#### [INSTRUCTION]
Only lines with the string "Maakaapeli" matter here; gather them from the material below.

┏━━

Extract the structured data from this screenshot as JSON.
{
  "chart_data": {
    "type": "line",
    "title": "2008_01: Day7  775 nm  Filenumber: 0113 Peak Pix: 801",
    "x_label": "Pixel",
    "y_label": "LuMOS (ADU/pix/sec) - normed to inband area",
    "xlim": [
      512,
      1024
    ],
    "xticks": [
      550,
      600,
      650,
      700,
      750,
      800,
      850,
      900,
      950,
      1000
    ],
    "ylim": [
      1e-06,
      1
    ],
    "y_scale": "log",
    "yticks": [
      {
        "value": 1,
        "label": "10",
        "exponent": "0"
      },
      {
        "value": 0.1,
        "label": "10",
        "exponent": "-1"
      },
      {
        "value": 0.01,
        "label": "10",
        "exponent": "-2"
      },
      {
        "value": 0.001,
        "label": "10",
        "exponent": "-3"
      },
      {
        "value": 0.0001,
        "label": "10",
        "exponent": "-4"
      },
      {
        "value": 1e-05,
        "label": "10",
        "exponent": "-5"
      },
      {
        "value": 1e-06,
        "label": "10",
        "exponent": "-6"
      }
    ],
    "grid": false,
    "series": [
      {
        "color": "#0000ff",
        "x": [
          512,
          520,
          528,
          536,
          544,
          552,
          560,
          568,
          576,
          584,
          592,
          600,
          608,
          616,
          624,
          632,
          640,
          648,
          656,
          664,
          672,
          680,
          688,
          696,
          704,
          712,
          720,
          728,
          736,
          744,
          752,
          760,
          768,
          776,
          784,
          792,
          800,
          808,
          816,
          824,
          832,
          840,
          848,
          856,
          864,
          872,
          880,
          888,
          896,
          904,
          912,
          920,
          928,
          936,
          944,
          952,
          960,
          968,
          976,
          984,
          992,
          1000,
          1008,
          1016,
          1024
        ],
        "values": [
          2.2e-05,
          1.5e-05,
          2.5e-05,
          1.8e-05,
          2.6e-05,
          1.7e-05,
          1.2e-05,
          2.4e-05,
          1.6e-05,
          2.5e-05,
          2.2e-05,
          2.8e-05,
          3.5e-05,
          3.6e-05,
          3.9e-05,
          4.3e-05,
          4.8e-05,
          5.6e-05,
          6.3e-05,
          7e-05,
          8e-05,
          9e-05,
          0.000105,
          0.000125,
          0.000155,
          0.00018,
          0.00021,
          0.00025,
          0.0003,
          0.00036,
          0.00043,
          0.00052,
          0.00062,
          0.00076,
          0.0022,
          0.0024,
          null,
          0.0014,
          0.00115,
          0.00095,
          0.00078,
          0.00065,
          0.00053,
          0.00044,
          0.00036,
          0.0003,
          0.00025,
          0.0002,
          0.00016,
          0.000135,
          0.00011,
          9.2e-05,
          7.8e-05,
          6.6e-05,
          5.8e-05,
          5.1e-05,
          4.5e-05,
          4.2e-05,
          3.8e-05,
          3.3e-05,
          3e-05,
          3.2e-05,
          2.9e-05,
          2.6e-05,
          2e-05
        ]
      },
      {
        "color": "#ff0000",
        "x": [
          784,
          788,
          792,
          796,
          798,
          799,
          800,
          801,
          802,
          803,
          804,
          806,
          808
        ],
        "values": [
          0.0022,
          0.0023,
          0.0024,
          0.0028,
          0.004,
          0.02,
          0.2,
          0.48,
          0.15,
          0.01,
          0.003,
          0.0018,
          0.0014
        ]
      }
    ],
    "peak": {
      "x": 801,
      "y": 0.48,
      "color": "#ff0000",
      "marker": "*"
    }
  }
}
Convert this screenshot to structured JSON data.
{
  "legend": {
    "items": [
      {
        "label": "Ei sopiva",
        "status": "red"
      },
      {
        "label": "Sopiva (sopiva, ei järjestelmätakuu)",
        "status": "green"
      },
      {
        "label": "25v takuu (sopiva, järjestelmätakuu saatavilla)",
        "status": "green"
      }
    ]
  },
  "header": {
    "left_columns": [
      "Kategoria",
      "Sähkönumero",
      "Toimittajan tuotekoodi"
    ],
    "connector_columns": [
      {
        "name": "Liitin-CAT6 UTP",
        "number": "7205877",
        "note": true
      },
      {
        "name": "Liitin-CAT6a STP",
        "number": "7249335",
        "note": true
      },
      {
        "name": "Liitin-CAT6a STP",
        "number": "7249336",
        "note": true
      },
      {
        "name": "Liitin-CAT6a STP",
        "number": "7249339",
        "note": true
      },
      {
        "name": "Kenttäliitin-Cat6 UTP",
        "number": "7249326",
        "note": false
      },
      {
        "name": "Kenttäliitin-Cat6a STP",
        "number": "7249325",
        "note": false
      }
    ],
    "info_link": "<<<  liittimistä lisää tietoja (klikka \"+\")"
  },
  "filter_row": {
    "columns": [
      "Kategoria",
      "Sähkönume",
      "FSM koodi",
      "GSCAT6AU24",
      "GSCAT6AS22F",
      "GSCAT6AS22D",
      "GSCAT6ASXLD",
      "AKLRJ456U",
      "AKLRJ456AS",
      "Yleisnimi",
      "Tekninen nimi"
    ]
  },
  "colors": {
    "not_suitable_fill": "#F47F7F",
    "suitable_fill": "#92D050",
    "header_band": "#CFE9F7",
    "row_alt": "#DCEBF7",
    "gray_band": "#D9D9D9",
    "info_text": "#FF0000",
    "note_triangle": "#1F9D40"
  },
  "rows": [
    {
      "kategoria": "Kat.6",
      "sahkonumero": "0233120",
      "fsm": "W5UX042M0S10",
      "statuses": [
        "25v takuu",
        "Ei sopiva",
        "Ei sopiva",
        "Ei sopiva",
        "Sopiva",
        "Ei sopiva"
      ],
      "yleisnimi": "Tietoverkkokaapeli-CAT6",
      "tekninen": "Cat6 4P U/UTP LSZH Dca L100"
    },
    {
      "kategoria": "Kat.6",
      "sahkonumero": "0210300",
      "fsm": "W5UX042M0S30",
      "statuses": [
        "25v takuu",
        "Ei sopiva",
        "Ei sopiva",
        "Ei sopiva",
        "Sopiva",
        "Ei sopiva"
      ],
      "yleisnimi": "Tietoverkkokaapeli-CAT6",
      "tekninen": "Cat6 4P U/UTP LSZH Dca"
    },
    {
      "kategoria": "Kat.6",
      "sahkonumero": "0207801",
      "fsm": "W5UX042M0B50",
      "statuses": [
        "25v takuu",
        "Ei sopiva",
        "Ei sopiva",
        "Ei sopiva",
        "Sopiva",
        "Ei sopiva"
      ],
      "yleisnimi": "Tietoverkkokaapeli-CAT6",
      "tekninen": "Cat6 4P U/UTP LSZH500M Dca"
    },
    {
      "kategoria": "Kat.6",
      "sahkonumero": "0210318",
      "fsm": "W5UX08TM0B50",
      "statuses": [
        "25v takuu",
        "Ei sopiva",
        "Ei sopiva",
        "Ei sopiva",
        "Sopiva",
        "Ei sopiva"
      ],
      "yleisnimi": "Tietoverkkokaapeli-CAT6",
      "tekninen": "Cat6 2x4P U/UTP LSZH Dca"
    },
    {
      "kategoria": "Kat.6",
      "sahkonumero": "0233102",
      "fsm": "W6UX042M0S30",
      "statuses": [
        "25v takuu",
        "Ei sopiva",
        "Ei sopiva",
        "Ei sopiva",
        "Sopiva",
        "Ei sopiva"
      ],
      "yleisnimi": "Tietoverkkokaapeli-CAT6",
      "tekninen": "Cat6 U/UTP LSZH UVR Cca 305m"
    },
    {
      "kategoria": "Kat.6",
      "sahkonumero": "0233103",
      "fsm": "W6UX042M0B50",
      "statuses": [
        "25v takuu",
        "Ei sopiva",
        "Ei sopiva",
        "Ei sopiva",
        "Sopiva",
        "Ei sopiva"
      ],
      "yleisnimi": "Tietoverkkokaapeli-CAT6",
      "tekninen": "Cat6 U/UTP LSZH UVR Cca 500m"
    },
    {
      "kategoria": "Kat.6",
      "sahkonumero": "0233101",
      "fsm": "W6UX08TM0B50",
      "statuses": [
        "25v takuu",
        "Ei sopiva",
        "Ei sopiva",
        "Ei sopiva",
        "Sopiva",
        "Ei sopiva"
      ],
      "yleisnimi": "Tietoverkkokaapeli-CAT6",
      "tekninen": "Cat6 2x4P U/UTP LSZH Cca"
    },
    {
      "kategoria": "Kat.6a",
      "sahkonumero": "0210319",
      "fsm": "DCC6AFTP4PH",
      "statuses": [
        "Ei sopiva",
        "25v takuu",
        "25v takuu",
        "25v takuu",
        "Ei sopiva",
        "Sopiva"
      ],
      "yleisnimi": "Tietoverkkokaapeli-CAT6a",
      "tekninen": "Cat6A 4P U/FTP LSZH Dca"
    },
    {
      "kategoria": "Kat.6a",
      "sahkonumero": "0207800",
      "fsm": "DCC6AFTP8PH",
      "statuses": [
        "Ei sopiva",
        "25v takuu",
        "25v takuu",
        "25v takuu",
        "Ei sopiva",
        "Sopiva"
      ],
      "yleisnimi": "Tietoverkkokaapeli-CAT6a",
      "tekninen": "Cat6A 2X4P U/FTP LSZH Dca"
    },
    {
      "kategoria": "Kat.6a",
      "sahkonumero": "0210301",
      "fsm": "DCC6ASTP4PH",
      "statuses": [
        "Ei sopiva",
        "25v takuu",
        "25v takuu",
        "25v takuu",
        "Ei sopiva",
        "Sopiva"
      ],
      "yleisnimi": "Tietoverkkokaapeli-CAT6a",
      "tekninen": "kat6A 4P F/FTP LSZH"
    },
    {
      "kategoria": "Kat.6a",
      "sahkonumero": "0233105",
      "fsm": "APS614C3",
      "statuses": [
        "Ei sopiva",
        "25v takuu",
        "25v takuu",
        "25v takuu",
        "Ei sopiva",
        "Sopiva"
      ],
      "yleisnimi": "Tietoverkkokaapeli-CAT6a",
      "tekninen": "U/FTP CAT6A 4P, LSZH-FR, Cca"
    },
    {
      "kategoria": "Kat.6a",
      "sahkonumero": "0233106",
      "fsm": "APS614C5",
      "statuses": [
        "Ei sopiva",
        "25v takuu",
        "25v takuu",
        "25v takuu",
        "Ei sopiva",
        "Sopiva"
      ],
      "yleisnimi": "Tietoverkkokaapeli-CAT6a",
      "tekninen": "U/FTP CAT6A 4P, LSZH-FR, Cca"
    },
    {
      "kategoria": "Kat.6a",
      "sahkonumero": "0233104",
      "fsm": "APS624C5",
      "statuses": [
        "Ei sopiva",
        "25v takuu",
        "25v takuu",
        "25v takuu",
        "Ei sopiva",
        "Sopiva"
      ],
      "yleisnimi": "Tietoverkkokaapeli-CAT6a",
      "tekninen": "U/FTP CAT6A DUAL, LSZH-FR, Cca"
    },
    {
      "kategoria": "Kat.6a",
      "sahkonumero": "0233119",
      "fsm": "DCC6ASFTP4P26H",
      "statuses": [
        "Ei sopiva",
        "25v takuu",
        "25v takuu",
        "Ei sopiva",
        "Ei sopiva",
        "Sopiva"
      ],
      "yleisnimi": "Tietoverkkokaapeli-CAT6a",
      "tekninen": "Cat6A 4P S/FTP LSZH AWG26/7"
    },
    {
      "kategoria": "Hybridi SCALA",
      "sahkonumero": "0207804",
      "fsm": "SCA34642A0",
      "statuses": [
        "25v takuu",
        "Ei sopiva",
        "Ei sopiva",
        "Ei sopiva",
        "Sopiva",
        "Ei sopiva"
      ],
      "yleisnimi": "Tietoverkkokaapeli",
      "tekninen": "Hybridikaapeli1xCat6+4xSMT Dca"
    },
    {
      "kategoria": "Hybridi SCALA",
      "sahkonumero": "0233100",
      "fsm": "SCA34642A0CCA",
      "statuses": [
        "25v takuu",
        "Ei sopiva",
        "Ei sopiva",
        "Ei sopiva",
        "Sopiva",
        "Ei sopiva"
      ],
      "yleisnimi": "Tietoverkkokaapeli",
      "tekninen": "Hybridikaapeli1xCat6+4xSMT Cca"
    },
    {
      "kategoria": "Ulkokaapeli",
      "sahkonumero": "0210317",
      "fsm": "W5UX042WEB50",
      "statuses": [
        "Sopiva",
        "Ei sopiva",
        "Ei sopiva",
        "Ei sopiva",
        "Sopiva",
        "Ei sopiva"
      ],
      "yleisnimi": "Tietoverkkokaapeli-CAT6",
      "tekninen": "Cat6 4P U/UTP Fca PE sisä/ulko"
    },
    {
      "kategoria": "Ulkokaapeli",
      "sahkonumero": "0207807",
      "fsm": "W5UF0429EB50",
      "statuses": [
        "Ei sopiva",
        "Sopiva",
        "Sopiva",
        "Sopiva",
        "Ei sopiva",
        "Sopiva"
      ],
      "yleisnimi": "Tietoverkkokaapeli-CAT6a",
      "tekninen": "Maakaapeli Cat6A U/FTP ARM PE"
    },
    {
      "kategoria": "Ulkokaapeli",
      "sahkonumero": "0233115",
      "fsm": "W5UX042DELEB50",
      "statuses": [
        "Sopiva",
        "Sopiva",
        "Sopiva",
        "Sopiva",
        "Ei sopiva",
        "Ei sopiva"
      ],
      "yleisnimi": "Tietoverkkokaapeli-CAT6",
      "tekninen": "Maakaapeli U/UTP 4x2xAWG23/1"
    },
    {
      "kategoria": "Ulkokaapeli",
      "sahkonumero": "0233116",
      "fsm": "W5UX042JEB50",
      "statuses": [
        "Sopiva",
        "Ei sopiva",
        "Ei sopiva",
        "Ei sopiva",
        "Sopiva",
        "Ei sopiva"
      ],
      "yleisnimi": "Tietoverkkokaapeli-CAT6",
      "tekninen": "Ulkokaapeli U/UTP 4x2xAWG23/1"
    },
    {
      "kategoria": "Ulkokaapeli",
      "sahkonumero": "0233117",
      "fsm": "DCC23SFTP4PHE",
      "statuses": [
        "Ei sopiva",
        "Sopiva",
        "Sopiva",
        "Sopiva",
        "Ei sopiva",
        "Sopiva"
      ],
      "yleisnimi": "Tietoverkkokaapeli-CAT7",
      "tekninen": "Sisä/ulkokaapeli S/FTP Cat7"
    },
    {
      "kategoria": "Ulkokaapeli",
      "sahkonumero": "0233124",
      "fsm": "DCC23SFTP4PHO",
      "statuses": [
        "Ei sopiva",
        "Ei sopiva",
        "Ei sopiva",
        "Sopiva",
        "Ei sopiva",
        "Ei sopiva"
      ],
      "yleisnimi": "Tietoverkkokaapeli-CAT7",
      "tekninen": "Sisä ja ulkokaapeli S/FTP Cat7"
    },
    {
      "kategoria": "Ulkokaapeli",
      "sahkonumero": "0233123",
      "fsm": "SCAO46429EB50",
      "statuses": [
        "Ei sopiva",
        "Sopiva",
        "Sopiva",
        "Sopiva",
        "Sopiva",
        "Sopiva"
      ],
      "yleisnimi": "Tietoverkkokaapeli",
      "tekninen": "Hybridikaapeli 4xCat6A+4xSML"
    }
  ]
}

┗━━

#### [RESULT FOR THIS EXERCISE]
      "tekninen": "Maakaapeli Cat6A U/FTP ARM PE"
      "tekninen": "Maakaapeli U/UTP 4x2xAWG23/1"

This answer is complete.